[Dataset records]
= = = =

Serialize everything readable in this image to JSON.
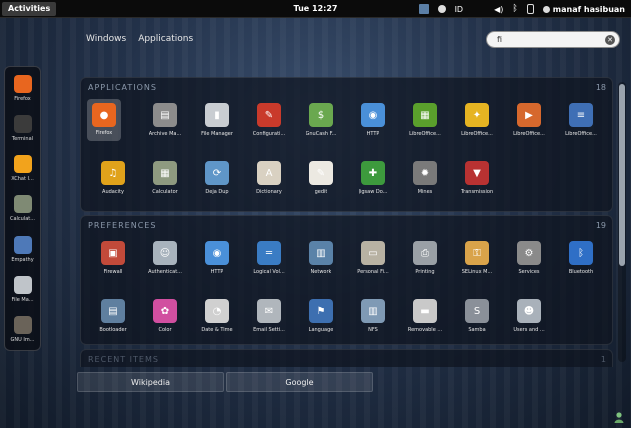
{
  "topbar": {
    "activities": "Activities",
    "clock": "Tue 12:27",
    "indicator_id": "ID",
    "user_name": "manaf hasibuan"
  },
  "views": {
    "windows": "Windows",
    "applications": "Applications"
  },
  "search": {
    "value": "fi"
  },
  "dash": {
    "items": [
      {
        "label": "Firefox",
        "icon": "firefox-icon",
        "color": "#e8661f"
      },
      {
        "label": "Terminal",
        "icon": "terminal-icon",
        "color": "#3b3b3b"
      },
      {
        "label": "XChat I...",
        "icon": "xchat-icon",
        "color": "#f2a31c"
      },
      {
        "label": "Calculat...",
        "icon": "calculator-icon",
        "color": "#7f8a74"
      },
      {
        "label": "Empathy",
        "icon": "empathy-icon",
        "color": "#4e79b8"
      },
      {
        "label": "File Ma...",
        "icon": "file-manager-icon",
        "color": "#bfc4c9"
      },
      {
        "label": "GNU Im...",
        "icon": "gimp-icon",
        "color": "#6a6359"
      }
    ]
  },
  "applications": {
    "heading": "APPLICATIONS",
    "count": "18",
    "items": [
      {
        "label": "Firefox",
        "icon": "firefox-icon",
        "color": "#e8661f",
        "glyph": "●"
      },
      {
        "label": "Archive Ma...",
        "icon": "archive-manager-icon",
        "color": "#8c8c8c",
        "glyph": "▤"
      },
      {
        "label": "File Manager",
        "icon": "file-manager-icon",
        "color": "#c9cdd2",
        "glyph": "▮"
      },
      {
        "label": "Configurati...",
        "icon": "configuration-icon",
        "color": "#c93a2b",
        "glyph": "✎"
      },
      {
        "label": "GnuCash F...",
        "icon": "gnucash-icon",
        "color": "#6aa84f",
        "glyph": "$"
      },
      {
        "label": "HTTP",
        "icon": "http-icon",
        "color": "#4a90d9",
        "glyph": "◉"
      },
      {
        "label": "LibreOffice...",
        "icon": "libreoffice-calc-icon",
        "color": "#5aa02c",
        "glyph": "▦"
      },
      {
        "label": "LibreOffice...",
        "icon": "libreoffice-draw-icon",
        "color": "#e6b422",
        "glyph": "✦"
      },
      {
        "label": "LibreOffice...",
        "icon": "libreoffice-impress-icon",
        "color": "#d6682d",
        "glyph": "▶"
      },
      {
        "label": "LibreOffice...",
        "icon": "libreoffice-writer-icon",
        "color": "#3f6fb5",
        "glyph": "≡"
      },
      {
        "label": "Audacity",
        "icon": "audacity-icon",
        "color": "#e0a21b",
        "glyph": "♫"
      },
      {
        "label": "Calculator",
        "icon": "calculator-icon",
        "color": "#8e9a80",
        "glyph": "▦"
      },
      {
        "label": "Deja Dup",
        "icon": "deja-dup-icon",
        "color": "#5f96c8",
        "glyph": "⟳"
      },
      {
        "label": "Dictionary",
        "icon": "dictionary-icon",
        "color": "#d9d1c2",
        "glyph": "A"
      },
      {
        "label": "gedit",
        "icon": "gedit-icon",
        "color": "#ece9e2",
        "glyph": "✎"
      },
      {
        "label": "Jigsaw Do...",
        "icon": "jigsaw-icon",
        "color": "#3d9a3d",
        "glyph": "✚"
      },
      {
        "label": "Mines",
        "icon": "mines-icon",
        "color": "#7a7a7a",
        "glyph": "✹"
      },
      {
        "label": "Transmission",
        "icon": "transmission-icon",
        "color": "#b83232",
        "glyph": "▼"
      }
    ]
  },
  "preferences": {
    "heading": "PREFERENCES",
    "count": "19",
    "items": [
      {
        "label": "Firewall",
        "icon": "firewall-icon",
        "color": "#c24a3a",
        "glyph": "▣"
      },
      {
        "label": "Authenticat...",
        "icon": "authentication-icon",
        "color": "#a8b3bd",
        "glyph": "☺"
      },
      {
        "label": "HTTP",
        "icon": "http-icon",
        "color": "#4a90d9",
        "glyph": "◉"
      },
      {
        "label": "Logical Vol...",
        "icon": "logical-volume-icon",
        "color": "#3a7cc4",
        "glyph": "═"
      },
      {
        "label": "Network",
        "icon": "network-icon",
        "color": "#5a82a8",
        "glyph": "▥"
      },
      {
        "label": "Personal Fi...",
        "icon": "personal-files-icon",
        "color": "#b8b2a3",
        "glyph": "▭"
      },
      {
        "label": "Printing",
        "icon": "printing-icon",
        "color": "#9aa0a6",
        "glyph": "⎙"
      },
      {
        "label": "SELinux M...",
        "icon": "selinux-icon",
        "color": "#d9a34a",
        "glyph": "⚿"
      },
      {
        "label": "Services",
        "icon": "services-icon",
        "color": "#8a8a8a",
        "glyph": "⚙"
      },
      {
        "label": "Bluetooth",
        "icon": "bluetooth-icon",
        "color": "#2f6fc6",
        "glyph": "ᛒ"
      },
      {
        "label": "Bootloader",
        "icon": "bootloader-icon",
        "color": "#5f7f9f",
        "glyph": "▤"
      },
      {
        "label": "Color",
        "icon": "color-icon",
        "color": "#d14fa0",
        "glyph": "✿"
      },
      {
        "label": "Date & Time",
        "icon": "date-time-icon",
        "color": "#d0d0d0",
        "glyph": "◔"
      },
      {
        "label": "Email Setti...",
        "icon": "email-settings-icon",
        "color": "#b0b6bc",
        "glyph": "✉"
      },
      {
        "label": "Language",
        "icon": "language-icon",
        "color": "#3d6fb0",
        "glyph": "⚑"
      },
      {
        "label": "NFS",
        "icon": "nfs-icon",
        "color": "#7f9ab5",
        "glyph": "▥"
      },
      {
        "label": "Removable ...",
        "icon": "removable-media-icon",
        "color": "#c9c9c9",
        "glyph": "▬"
      },
      {
        "label": "Samba",
        "icon": "samba-icon",
        "color": "#8a9099",
        "glyph": "S"
      },
      {
        "label": "Users and ...",
        "icon": "users-groups-icon",
        "color": "#a9b1ba",
        "glyph": "☻"
      }
    ]
  },
  "recent": {
    "heading": "RECENT ITEMS",
    "count": "1"
  },
  "providers": {
    "wikipedia": "Wikipedia",
    "google": "Google"
  }
}
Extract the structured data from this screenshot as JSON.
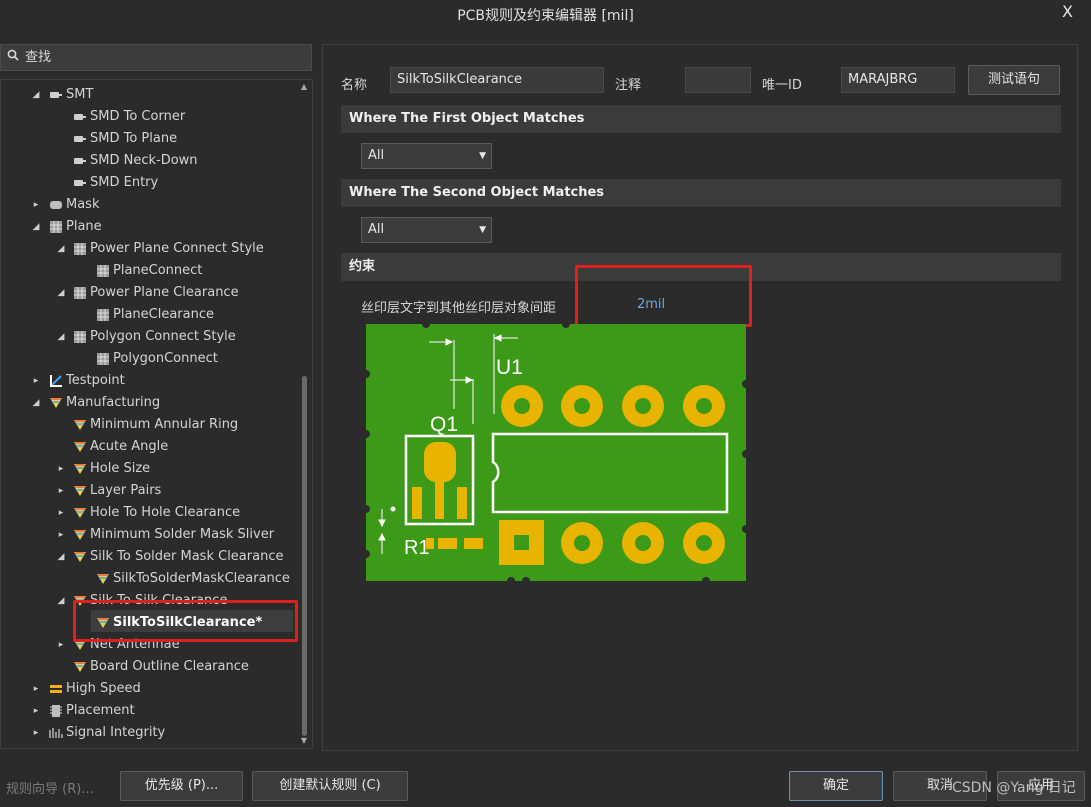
{
  "window": {
    "title": "PCB规则及约束编辑器 [mil]",
    "close_glyph": "X"
  },
  "search": {
    "label": "查找"
  },
  "tree": [
    {
      "label": "SMT",
      "icon": "smt-icon",
      "arrow": "expanded"
    },
    {
      "label": "SMD To Corner",
      "icon": "smt-rule-icon"
    },
    {
      "label": "SMD To Plane",
      "icon": "smt-rule-icon"
    },
    {
      "label": "SMD Neck-Down",
      "icon": "smt-rule-icon"
    },
    {
      "label": "SMD Entry",
      "icon": "smt-rule-icon"
    },
    {
      "label": "Mask",
      "icon": "mask-icon",
      "arrow": "collapsed"
    },
    {
      "label": "Plane",
      "icon": "plane-icon",
      "arrow": "expanded"
    },
    {
      "label": "Power Plane Connect Style",
      "icon": "plane-icon",
      "arrow": "expanded"
    },
    {
      "label": "PlaneConnect",
      "icon": "plane-icon"
    },
    {
      "label": "Power Plane Clearance",
      "icon": "plane-icon",
      "arrow": "expanded"
    },
    {
      "label": "PlaneClearance",
      "icon": "plane-icon"
    },
    {
      "label": "Polygon Connect Style",
      "icon": "plane-icon",
      "arrow": "expanded"
    },
    {
      "label": "PolygonConnect",
      "icon": "plane-icon"
    },
    {
      "label": "Testpoint",
      "icon": "testpoint-icon",
      "arrow": "collapsed"
    },
    {
      "label": "Manufacturing",
      "icon": "manufacturing-icon",
      "arrow": "expanded"
    },
    {
      "label": "Minimum Annular Ring",
      "icon": "manufacturing-icon"
    },
    {
      "label": "Acute Angle",
      "icon": "manufacturing-icon"
    },
    {
      "label": "Hole Size",
      "icon": "manufacturing-icon",
      "arrow": "collapsed"
    },
    {
      "label": "Layer Pairs",
      "icon": "manufacturing-icon",
      "arrow": "collapsed"
    },
    {
      "label": "Hole To Hole Clearance",
      "icon": "manufacturing-icon",
      "arrow": "collapsed"
    },
    {
      "label": "Minimum Solder Mask Sliver",
      "icon": "manufacturing-icon",
      "arrow": "collapsed"
    },
    {
      "label": "Silk To Solder Mask Clearance",
      "icon": "manufacturing-icon",
      "arrow": "expanded"
    },
    {
      "label": "SilkToSolderMaskClearance",
      "icon": "manufacturing-icon"
    },
    {
      "label": "Silk To Silk Clearance",
      "icon": "manufacturing-icon",
      "arrow": "expanded"
    },
    {
      "label": "SilkToSilkClearance*",
      "icon": "manufacturing-icon",
      "selected": true
    },
    {
      "label": "Net Antennae",
      "icon": "manufacturing-icon",
      "arrow": "collapsed"
    },
    {
      "label": "Board Outline Clearance",
      "icon": "manufacturing-icon"
    },
    {
      "label": "High Speed",
      "icon": "high-speed-icon",
      "arrow": "collapsed"
    },
    {
      "label": "Placement",
      "icon": "placement-icon",
      "arrow": "collapsed"
    },
    {
      "label": "Signal Integrity",
      "icon": "signal-integrity-icon",
      "arrow": "collapsed"
    }
  ],
  "rule": {
    "name_label": "名称",
    "name_value": "SilkToSilkClearance",
    "comment_label": "注释",
    "comment_value": "",
    "uid_label": "唯一ID",
    "uid_value": "MARAJBRG",
    "test_button": "测试语句"
  },
  "first_match": {
    "header": "Where The First Object Matches",
    "value": "All"
  },
  "second_match": {
    "header": "Where The Second Object Matches",
    "value": "All"
  },
  "constraints": {
    "header": "约束",
    "label": "丝印层文字到其他丝印层对象间距",
    "value": "2mil"
  },
  "diagram": {
    "u1_label": "U1",
    "q1_label": "Q1",
    "r1_label": "R1",
    "board_color": "#3c9a18",
    "pad_color": "#e8b400",
    "silk_color": "#ffffff"
  },
  "bottom": {
    "wizard": "规则向导 (R)...",
    "priority": "优先级 (P)...",
    "create_default": "创建默认规则 (C)",
    "ok": "确定",
    "cancel": "取消",
    "apply": "应用"
  },
  "watermark": "CSDN @Yang 日记"
}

= = = =

→ WHAT THE TASK ASKS
Pull every line holding "Style" out of the records.

→ WORKED SOLUTION
      "label": "Power Plane Connect Style",
      "label": "Polygon Connect Style",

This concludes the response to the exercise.